"""

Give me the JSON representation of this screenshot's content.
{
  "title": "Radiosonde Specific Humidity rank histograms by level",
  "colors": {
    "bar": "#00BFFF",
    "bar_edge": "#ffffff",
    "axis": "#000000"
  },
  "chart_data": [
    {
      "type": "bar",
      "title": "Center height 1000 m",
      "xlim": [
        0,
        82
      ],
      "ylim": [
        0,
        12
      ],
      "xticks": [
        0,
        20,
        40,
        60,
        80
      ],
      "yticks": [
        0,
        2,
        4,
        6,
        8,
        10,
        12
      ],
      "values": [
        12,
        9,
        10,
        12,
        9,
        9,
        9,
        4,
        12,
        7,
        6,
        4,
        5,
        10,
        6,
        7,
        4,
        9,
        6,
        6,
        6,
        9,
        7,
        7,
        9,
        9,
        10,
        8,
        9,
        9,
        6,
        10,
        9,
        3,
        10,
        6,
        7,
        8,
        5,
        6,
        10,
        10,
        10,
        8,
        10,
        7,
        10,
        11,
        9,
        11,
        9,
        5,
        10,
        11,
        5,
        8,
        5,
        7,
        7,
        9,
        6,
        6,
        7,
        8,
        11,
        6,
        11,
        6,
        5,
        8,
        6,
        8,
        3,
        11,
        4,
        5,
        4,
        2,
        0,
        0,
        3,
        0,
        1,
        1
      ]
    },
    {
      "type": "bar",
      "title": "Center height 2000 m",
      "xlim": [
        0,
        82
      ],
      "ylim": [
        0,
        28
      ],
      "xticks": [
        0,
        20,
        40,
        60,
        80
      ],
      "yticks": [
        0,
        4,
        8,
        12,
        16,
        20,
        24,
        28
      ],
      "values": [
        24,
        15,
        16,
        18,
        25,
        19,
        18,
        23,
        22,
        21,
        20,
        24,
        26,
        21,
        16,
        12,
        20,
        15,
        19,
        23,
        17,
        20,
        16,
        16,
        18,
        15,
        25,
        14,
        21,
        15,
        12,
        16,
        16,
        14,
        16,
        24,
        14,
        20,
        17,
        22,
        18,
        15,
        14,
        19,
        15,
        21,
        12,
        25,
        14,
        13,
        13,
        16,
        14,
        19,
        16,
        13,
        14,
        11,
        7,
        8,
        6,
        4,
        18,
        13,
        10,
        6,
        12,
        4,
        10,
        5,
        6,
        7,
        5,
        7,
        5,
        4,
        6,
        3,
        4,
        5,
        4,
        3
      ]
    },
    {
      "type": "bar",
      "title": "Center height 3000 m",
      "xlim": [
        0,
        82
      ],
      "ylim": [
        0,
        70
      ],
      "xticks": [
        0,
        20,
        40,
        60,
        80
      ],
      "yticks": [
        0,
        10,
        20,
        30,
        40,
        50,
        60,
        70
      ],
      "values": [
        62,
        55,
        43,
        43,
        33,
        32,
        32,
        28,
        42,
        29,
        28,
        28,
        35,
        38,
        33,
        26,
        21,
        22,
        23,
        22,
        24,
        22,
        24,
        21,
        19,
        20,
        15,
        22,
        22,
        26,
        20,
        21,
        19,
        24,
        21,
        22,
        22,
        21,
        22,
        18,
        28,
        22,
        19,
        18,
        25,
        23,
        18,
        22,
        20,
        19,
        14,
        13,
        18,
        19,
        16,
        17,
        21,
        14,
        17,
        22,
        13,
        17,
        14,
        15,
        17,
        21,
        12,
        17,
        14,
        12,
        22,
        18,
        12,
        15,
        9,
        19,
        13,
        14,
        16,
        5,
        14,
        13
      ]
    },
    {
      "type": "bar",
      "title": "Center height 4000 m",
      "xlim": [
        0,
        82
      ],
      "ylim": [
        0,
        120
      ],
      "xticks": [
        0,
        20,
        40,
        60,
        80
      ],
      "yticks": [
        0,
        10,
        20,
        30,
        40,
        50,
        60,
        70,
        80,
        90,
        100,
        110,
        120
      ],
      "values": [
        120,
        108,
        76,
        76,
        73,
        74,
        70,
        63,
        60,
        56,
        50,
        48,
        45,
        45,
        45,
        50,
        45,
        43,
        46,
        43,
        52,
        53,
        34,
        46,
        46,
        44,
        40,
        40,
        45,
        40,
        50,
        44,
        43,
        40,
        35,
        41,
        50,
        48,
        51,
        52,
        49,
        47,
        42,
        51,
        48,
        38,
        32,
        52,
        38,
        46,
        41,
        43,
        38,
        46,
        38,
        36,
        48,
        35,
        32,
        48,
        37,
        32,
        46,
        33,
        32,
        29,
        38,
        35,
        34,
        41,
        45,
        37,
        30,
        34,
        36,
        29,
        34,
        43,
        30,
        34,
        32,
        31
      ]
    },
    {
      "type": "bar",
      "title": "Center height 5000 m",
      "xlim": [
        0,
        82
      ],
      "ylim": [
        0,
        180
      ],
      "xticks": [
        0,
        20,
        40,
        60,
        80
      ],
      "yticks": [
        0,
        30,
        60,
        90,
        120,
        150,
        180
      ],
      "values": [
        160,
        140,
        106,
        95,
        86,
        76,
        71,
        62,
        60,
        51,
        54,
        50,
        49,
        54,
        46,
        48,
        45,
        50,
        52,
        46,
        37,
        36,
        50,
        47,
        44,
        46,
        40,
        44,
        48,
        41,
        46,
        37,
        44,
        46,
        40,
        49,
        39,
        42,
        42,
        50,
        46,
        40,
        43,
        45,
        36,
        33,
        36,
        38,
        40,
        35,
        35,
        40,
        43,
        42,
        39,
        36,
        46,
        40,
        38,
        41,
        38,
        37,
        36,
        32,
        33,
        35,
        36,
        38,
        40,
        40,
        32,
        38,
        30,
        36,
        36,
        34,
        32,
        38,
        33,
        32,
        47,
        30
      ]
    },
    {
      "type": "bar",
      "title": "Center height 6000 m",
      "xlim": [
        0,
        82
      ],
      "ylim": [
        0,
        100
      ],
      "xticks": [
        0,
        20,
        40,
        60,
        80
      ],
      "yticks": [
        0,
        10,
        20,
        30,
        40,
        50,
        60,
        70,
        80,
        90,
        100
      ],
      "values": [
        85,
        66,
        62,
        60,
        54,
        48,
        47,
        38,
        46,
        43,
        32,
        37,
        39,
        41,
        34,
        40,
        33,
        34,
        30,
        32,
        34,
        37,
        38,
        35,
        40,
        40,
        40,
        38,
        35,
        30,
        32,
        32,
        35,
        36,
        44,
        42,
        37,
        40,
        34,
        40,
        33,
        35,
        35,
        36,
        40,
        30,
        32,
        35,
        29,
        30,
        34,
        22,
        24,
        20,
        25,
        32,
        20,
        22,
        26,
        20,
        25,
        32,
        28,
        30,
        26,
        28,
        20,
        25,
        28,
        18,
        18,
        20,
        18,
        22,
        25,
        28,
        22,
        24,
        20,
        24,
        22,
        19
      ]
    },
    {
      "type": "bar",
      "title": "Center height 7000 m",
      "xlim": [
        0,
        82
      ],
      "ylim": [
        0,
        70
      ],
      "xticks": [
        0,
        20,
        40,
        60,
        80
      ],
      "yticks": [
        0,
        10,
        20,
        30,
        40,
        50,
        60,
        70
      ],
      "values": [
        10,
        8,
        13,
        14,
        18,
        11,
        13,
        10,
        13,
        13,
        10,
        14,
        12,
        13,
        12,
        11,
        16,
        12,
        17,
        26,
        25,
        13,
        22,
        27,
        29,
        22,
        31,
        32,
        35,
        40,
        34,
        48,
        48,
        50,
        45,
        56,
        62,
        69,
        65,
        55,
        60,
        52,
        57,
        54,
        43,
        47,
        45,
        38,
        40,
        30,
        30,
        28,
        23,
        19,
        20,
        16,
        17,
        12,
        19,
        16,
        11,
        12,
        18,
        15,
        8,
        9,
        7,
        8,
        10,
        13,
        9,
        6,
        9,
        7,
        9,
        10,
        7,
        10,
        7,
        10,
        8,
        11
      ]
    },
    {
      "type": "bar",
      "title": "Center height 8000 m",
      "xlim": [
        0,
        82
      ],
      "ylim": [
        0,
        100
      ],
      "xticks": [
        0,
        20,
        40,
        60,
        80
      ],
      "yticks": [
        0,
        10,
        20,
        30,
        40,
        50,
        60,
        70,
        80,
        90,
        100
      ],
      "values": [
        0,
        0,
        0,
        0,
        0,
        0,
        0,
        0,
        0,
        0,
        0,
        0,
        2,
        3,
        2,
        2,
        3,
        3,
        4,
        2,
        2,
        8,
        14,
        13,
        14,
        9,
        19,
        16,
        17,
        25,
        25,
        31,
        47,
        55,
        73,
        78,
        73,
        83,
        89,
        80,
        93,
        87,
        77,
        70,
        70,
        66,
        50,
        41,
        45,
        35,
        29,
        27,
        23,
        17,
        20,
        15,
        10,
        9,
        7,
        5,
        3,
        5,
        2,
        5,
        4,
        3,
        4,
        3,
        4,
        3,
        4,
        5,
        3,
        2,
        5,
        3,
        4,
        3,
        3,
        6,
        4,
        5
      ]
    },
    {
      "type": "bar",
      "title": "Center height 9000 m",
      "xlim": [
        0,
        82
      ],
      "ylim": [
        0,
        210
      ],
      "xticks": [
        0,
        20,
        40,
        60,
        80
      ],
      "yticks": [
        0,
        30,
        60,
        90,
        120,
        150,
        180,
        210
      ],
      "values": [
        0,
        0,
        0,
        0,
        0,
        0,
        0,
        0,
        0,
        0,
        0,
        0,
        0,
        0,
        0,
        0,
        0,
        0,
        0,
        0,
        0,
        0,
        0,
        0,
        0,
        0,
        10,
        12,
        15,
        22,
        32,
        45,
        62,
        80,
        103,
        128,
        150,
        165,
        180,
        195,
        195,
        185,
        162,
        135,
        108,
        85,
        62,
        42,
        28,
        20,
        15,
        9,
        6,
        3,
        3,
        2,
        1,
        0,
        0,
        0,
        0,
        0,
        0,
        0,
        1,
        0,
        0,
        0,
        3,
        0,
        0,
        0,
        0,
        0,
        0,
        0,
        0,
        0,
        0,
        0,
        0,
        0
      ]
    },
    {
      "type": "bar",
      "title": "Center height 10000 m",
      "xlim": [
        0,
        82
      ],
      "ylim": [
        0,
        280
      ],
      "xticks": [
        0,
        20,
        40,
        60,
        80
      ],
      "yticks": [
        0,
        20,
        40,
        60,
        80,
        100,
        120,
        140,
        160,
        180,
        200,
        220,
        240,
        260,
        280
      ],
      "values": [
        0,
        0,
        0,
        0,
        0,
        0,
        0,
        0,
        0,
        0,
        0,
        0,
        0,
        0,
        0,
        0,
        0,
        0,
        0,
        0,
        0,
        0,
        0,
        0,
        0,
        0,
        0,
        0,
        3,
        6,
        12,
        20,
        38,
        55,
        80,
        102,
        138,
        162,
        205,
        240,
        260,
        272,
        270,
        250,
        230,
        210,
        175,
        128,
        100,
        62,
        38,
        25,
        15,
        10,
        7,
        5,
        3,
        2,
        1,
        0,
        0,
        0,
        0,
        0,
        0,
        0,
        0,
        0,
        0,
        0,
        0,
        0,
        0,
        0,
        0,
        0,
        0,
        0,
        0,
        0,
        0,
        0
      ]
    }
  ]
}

"""

From the entries above, copy every line that holds the word "Center".

**Result below**:
      "title": "Center height 1000 m",
      "title": "Center height 2000 m",
      "title": "Center height 3000 m",
      "title": "Center height 4000 m",
      "title": "Center height 5000 m",
      "title": "Center height 6000 m",
      "title": "Center height 7000 m",
      "title": "Center height 8000 m",
      "title": "Center height 9000 m",
      "title": "Center height 10000 m",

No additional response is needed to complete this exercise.